(begin)

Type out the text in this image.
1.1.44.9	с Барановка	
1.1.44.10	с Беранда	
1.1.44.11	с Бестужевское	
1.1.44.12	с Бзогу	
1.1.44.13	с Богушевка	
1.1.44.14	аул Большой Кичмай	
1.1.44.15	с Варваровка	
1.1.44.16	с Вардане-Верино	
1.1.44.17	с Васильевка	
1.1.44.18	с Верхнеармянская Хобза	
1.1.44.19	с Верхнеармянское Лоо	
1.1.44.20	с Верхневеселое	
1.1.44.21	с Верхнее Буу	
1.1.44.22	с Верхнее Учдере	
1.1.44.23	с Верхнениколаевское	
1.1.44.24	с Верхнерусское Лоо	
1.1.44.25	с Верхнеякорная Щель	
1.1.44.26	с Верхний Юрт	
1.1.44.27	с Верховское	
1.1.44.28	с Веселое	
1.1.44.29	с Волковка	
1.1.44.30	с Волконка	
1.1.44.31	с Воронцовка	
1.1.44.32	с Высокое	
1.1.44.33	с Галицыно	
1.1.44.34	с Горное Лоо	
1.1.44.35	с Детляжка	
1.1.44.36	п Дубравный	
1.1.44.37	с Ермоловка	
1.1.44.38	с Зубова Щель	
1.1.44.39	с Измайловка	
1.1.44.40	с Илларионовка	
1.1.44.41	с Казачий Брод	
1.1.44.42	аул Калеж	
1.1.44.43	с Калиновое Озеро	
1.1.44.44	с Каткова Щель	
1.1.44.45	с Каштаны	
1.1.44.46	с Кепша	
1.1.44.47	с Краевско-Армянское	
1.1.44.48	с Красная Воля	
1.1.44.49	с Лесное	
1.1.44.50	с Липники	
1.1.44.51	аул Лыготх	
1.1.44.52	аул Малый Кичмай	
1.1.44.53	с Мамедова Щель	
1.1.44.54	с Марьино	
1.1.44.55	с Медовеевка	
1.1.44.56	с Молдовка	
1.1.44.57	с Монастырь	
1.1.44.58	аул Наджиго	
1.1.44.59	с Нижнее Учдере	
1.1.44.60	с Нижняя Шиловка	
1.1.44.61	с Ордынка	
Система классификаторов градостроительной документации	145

(end)

> Your task: Print all of the entries again, exactly as written.

> Exercise output:
Type out the text in this image.
1.1.44.9	с Барановка	
1.1.44.10	с Беранда	
1.1.44.11	с Бестужевское	
1.1.44.12	с Бзогу	
1.1.44.13	с Богушевка	
1.1.44.14	аул Большой Кичмай	
1.1.44.15	с Варваровка	
1.1.44.16	с Вардане-Верино	
1.1.44.17	с Васильевка	
1.1.44.18	с Верхнеармянская Хобза	
1.1.44.19	с Верхнеармянское Лоо	
1.1.44.20	с Верхневеселое	
1.1.44.21	с Верхнее Буу	
1.1.44.22	с Верхнее Учдере	
1.1.44.23	с Верхнениколаевское	
1.1.44.24	с Верхнерусское Лоо	
1.1.44.25	с Верхнеякорная Щель	
1.1.44.26	с Верхний Юрт	
1.1.44.27	с Верховское	
1.1.44.28	с Веселое	
1.1.44.29	с Волковка	
1.1.44.30	с Волконка	
1.1.44.31	с Воронцовка	
1.1.44.32	с Высокое	
1.1.44.33	с Галицыно	
1.1.44.34	с Горное Лоо	
1.1.44.35	с Детляжка	
1.1.44.36	п Дубравный	
1.1.44.37	с Ермоловка	
1.1.44.38	с Зубова Щель	
1.1.44.39	с Измайловка	
1.1.44.40	с Илларионовка	
1.1.44.41	с Казачий Брод	
1.1.44.42	аул Калеж	
1.1.44.43	с Калиновое Озеро	
1.1.44.44	с Каткова Щель	
1.1.44.45	с Каштаны	
1.1.44.46	с Кепша	
1.1.44.47	с Краевско-Армянское	
1.1.44.48	с Красная Воля	
1.1.44.49	с Лесное	
1.1.44.50	с Липники	
1.1.44.51	аул Лыготх	
1.1.44.52	аул Малый Кичмай	
1.1.44.53	с Мамедова Щель	
1.1.44.54	с Марьино	
1.1.44.55	с Медовеевка	
1.1.44.56	с Молдовка	
1.1.44.57	с Монастырь	
1.1.44.58	аул Наджиго	
1.1.44.59	с Нижнее Учдере	
1.1.44.60	с Нижняя Шиловка	
1.1.44.61	с Ордынка	
Система классификаторов градостроительной документации	145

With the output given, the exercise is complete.